### [SET PROBLEM 1]
Output the passage of the Terraform state management text starting with "# .github/workflows/drift-detection.yml" and going on through "Plan (drift check)", copied word for word.

State Management: Remote and Isolated
Never use local state in a team environment. You already know this. But how you structure remote state matters more than most people realize.
One state file per logical deployment unit. Not one per environment, not one for everything:
terraform/
├── networking/ ← VPC, subnets, transit gateway
├── platform/ ← ECS cluster, RDS, ElastiCache
├── services/
│ ├── api/ ← The API service and its dependencies
│ └── workers/ ← Background job workers
└── dns/ ← Route53 records (depends on services)
Each directory is an independent Terraform root. This means:
# Breaking change to networking doesn't block a services deploy
cd terraform/services/api && terraform apply
Cross-state references use terraform_remote_state data sources:
data "terraform_remote_state" "networking" {
backend = "s3"
config = {
bucket = "my-terraform-state"
key = "networking/terraform.tfstate"
region = "us-east-1"
}
}
# Use the VPC ID from the networking state
resource "aws_security_group" "api" {
vpc_id = data.terraform_remote_state.networking.outputs.vpc_id
}
Preventing Drift
Drift — when your actual infrastructure doesn’t match your Terraform state — is the silent killer of IaC practices. It’s insidious because it accumulates gradually and only becomes visible during incidents.
The fix is boring but necessary: scheduled terraform plan runs in CI.
# .github/workflows/drift-detection.yml
on:
schedule:
- cron: '0 8 * * 1-5' # Weekday mornings
jobs:
drift-check:
steps:
- uses: actions/checkout@v3
- name: Terraform Plan (drift check)

### [DATA TO PROCESS]
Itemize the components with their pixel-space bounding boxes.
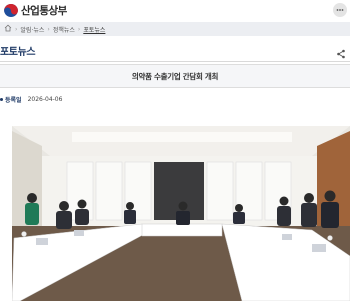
site-title[interactable]: 산업통상부 <box>21 3 67 18</box>
breadcrumb: › 알림·뉴스 › 정책뉴스 › 포토뉴스 <box>0 22 350 36</box>
article-title: 의약품 수출기업 간담회 개최 <box>131 71 219 81</box>
article-photo <box>12 126 350 301</box>
chevron-right-icon: › <box>77 25 81 33</box>
bullet-icon <box>0 98 3 101</box>
breadcrumb-item-photo-news[interactable]: 포토뉴스 <box>83 25 105 34</box>
date-row: 등록일 2026-04-06 <box>0 95 62 104</box>
home-icon[interactable] <box>4 24 12 34</box>
chevron-right-icon: › <box>47 25 50 33</box>
chevron-right-icon: › <box>15 25 18 33</box>
article-title-box: 의약품 수출기업 간담회 개최 <box>0 64 350 88</box>
breadcrumb-item-news[interactable]: 알림·뉴스 <box>20 25 44 34</box>
date-value: 2026-04-06 <box>27 96 63 103</box>
share-icon[interactable] <box>336 44 346 59</box>
divider <box>0 61 350 62</box>
date-label: 등록일 <box>5 97 22 104</box>
more-icon[interactable] <box>333 3 347 17</box>
breadcrumb-item-policy-news[interactable]: 정책뉴스 <box>53 25 75 34</box>
taegeuk-logo-icon[interactable] <box>4 3 18 17</box>
page-title: 포토뉴스 <box>0 47 36 58</box>
top-header: 산업통상부 <box>0 0 350 20</box>
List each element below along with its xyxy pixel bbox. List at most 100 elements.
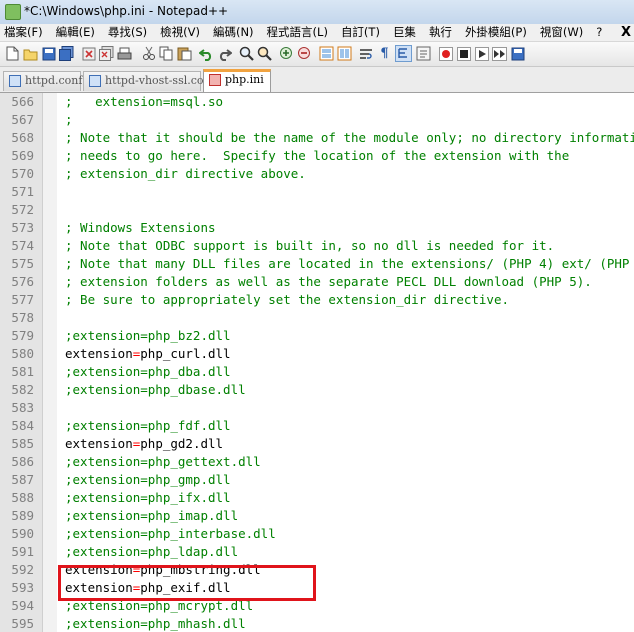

### [SET PROBLEM 2]
Find every line in the records that contains the string "article" and copy each of those lines, treating uppercase and lowercase as different.

### [WRITTEN RESPONSE 1]
# .github/workflows/drift-detection.yml
on:
schedule:
- cron: '0 8 * * 1-5' # Weekday mornings
jobs:
drift-check:
steps:
- uses: actions/checkout@v3
- name: Terraform Plan (drift check)

### [WRITTEN RESPONSE 2]
article-title: 의약품 수출기업 간담회 개최 <box>131 71 219 81</box>
article-photo <box>12 126 350 301</box>
article-title-box: 의약품 수출기업 간담회 개최 <box>0 64 350 88</box>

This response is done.